• TASK:
Pull out each line of the records holding the string "title".

• WORKING DATA:
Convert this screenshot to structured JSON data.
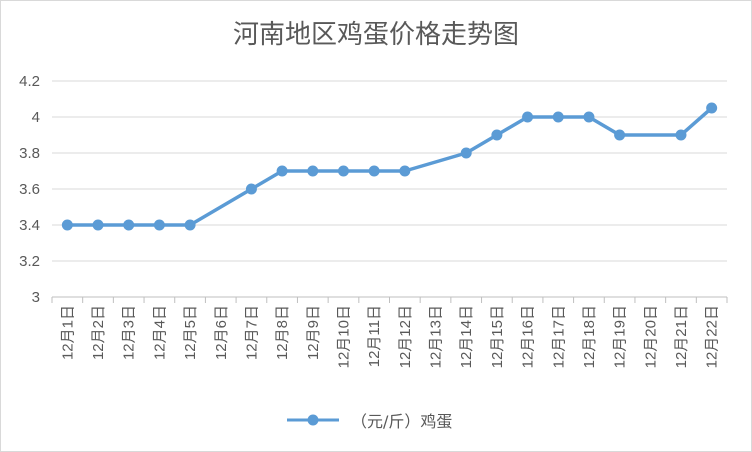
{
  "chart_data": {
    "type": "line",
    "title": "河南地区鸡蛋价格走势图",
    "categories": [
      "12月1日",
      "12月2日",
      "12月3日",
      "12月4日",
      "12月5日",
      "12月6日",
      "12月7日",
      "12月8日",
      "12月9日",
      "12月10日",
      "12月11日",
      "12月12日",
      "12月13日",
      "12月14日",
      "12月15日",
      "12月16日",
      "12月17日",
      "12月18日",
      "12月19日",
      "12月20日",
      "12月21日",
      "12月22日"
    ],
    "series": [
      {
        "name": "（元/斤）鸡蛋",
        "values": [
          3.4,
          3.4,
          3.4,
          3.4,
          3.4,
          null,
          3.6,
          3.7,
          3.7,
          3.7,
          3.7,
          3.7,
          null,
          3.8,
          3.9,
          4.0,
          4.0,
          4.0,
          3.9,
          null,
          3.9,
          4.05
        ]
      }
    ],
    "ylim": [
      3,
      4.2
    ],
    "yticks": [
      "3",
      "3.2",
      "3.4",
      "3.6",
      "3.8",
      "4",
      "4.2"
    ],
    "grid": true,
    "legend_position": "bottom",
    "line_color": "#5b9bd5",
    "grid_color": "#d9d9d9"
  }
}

---

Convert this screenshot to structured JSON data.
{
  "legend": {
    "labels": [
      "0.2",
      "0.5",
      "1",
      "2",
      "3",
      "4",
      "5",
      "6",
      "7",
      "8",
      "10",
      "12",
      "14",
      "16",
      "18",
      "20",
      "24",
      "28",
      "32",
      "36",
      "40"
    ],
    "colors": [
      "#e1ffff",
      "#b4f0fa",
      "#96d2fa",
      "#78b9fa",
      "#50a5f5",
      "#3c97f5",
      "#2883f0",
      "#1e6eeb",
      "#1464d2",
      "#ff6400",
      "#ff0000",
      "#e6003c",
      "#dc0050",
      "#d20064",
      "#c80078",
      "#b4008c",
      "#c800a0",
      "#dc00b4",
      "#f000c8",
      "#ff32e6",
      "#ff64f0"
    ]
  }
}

==

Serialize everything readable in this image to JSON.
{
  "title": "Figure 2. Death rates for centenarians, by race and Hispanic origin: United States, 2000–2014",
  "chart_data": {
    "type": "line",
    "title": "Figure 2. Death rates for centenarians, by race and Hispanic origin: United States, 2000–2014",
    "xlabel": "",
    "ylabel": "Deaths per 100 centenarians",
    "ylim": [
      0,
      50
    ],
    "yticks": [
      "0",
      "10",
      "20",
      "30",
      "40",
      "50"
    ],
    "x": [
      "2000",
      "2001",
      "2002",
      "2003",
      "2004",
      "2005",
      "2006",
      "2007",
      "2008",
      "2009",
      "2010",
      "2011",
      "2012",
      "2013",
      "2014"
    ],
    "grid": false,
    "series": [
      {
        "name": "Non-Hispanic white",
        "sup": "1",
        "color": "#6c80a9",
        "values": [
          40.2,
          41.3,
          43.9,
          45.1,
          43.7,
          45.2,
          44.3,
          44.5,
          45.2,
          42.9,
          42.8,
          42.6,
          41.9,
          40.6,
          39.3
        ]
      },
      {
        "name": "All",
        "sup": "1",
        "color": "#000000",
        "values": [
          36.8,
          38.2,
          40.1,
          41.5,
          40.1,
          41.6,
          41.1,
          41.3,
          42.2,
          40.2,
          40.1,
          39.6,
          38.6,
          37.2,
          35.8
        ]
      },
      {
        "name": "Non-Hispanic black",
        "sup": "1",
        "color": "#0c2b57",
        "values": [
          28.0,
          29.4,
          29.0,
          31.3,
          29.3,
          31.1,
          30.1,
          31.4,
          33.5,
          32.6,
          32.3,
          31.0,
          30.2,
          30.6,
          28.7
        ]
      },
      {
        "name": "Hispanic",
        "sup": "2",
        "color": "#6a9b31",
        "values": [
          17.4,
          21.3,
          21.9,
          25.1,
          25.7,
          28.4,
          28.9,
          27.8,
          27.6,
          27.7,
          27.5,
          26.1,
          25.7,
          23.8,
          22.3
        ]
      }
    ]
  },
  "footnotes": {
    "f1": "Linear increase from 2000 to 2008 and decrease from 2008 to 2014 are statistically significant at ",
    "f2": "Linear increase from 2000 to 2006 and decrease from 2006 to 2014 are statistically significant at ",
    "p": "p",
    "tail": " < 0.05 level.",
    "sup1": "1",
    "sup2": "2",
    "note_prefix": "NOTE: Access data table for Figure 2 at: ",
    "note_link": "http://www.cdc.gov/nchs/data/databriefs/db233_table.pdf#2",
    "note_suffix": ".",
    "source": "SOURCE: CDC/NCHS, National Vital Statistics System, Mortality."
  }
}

• ANSWER TO THE TASK:
    "title": "河南地区鸡蛋价格走势图",
  "title": "Figure 2. Death rates for centenarians, by race and Hispanic origin: United States, 2000–2014",
    "title": "Figure 2. Death rates for centenarians, by race and Hispanic origin: United States, 2000–2014",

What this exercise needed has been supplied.